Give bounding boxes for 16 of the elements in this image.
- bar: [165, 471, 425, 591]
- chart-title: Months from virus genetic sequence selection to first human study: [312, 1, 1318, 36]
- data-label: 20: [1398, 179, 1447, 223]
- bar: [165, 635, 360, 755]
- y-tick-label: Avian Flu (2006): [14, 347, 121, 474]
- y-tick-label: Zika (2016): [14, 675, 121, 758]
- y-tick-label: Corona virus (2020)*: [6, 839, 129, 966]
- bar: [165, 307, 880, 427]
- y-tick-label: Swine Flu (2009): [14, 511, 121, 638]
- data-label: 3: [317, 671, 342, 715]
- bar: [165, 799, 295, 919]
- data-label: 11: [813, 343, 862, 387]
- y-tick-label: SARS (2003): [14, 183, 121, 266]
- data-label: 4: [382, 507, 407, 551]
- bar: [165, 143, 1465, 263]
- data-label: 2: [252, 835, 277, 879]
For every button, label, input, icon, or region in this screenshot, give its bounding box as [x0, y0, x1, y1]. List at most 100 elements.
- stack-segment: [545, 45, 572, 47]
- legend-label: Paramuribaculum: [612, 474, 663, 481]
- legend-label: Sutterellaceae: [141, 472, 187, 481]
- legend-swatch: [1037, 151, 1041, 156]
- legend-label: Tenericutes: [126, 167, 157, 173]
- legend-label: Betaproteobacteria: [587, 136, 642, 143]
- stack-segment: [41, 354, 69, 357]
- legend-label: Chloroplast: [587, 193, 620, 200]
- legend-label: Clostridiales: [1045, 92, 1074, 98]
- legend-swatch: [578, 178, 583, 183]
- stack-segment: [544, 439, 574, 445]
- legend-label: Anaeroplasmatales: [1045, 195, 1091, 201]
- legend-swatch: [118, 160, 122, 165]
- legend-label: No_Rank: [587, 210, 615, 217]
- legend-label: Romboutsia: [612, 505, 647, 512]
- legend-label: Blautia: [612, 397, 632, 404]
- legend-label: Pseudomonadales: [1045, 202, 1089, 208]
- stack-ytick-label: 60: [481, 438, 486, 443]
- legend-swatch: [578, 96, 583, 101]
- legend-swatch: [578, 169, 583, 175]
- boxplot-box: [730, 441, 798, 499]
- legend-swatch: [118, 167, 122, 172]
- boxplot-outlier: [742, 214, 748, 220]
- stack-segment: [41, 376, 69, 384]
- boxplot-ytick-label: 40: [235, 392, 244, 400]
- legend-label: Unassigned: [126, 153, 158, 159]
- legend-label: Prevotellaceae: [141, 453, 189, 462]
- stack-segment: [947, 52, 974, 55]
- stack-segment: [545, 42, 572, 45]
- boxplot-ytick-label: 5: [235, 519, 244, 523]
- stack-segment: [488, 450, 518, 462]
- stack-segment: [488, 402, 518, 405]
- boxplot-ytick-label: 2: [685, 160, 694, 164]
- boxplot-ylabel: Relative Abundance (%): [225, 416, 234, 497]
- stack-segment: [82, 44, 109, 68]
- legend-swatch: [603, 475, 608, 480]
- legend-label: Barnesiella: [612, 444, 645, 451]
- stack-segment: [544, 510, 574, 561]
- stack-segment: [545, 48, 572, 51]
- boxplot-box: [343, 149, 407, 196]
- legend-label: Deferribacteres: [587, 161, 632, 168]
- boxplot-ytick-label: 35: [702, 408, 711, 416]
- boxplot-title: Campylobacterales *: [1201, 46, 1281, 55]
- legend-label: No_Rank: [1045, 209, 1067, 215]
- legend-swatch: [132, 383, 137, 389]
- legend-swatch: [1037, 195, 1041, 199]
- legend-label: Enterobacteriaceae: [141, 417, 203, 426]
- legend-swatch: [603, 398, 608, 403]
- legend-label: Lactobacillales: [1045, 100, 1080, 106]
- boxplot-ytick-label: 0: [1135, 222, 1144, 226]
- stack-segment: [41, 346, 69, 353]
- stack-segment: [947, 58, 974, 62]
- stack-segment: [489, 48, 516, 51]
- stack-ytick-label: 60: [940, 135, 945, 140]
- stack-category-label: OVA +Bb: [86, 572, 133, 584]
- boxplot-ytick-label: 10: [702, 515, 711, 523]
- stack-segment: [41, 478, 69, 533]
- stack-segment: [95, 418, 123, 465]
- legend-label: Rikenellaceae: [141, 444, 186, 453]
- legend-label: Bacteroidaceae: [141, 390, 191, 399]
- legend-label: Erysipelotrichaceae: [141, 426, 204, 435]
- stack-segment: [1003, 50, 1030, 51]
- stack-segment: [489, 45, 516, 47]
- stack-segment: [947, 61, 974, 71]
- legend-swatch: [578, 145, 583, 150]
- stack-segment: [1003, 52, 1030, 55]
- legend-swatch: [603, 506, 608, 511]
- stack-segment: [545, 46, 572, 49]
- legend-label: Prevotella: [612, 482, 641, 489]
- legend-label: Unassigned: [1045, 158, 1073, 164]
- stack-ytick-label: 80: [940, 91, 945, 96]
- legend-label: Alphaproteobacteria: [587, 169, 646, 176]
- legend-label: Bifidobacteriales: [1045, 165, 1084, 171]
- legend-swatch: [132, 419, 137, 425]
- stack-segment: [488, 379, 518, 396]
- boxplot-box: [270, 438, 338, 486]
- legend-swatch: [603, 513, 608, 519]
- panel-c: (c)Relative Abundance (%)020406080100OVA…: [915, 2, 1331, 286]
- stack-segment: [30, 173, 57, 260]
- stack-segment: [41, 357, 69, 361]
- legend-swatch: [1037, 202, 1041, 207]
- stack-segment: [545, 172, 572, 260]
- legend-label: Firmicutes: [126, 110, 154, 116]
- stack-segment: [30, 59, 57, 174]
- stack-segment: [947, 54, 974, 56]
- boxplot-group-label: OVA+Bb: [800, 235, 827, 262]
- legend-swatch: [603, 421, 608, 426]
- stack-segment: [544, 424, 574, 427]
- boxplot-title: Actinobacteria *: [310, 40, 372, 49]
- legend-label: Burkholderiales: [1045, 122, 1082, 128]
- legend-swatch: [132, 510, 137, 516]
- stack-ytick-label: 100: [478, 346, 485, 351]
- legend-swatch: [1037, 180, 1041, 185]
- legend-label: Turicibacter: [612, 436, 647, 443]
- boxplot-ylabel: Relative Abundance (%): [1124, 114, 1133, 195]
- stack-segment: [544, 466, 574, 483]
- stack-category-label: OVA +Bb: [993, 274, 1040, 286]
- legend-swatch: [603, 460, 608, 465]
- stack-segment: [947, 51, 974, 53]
——————
PROMPT -> For each line above that holds the string "bounding", provide a copy of that line.

SOLUTION FOR THIS EXERCISE ->
Give bounding boxes for 16 of the elements in this image.
For every button, label, input, icon, or region in this screenshot, give its bounding box as [x0, y0, x1, y1]. List at most 100 elements.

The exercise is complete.